- EXERCISE -
Find each line containing the string "Degree". Copy it.

[Items from a data source]

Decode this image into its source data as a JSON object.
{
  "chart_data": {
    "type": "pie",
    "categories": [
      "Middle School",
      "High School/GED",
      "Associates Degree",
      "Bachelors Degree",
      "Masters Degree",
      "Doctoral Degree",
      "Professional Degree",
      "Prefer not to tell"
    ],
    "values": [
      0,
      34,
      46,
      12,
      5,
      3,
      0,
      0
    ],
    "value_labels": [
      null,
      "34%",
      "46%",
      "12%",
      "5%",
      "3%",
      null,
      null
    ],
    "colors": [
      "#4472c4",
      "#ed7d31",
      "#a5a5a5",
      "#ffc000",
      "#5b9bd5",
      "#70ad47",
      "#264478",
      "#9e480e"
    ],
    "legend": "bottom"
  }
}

--

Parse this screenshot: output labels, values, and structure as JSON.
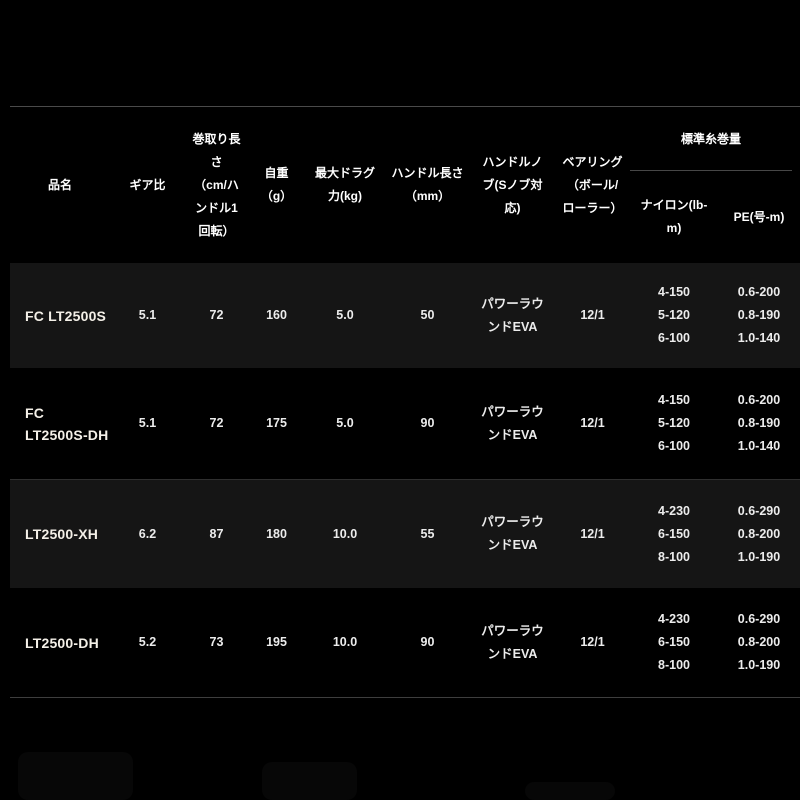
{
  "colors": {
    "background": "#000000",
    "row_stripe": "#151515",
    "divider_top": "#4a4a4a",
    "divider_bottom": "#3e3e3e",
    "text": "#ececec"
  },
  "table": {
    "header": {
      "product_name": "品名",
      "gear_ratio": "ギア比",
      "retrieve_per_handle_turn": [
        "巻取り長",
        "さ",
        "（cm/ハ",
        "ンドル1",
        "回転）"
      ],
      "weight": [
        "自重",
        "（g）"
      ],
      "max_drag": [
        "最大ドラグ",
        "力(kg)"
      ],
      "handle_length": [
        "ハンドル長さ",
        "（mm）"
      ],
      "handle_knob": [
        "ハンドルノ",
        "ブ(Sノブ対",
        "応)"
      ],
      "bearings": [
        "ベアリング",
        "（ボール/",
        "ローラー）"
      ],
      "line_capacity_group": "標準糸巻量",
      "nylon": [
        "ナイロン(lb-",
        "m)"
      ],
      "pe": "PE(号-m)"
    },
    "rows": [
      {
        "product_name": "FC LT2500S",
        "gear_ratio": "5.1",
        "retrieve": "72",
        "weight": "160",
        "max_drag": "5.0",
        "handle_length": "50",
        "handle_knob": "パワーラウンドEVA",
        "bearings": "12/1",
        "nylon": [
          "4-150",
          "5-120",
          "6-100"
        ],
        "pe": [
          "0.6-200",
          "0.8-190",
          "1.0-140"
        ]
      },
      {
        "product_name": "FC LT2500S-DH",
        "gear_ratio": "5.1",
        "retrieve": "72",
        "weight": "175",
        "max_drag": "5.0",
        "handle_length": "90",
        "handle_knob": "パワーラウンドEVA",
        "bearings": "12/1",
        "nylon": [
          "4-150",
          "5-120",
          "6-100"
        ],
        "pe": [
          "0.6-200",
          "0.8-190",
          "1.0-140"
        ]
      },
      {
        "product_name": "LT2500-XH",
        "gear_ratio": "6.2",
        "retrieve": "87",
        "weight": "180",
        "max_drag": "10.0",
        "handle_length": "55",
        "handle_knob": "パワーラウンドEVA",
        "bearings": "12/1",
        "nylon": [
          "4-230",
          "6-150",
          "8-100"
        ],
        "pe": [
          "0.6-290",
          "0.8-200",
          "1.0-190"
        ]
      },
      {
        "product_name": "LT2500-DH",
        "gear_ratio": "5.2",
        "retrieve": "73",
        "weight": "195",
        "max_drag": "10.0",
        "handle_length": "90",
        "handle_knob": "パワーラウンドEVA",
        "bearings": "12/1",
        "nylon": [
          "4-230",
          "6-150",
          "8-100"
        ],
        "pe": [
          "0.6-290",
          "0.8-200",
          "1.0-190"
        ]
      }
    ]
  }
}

- RESPONSE TO THIS EXERCISE -
      "Associates Degree",
      "Bachelors Degree",
      "Masters Degree",
      "Doctoral Degree",
      "Professional Degree",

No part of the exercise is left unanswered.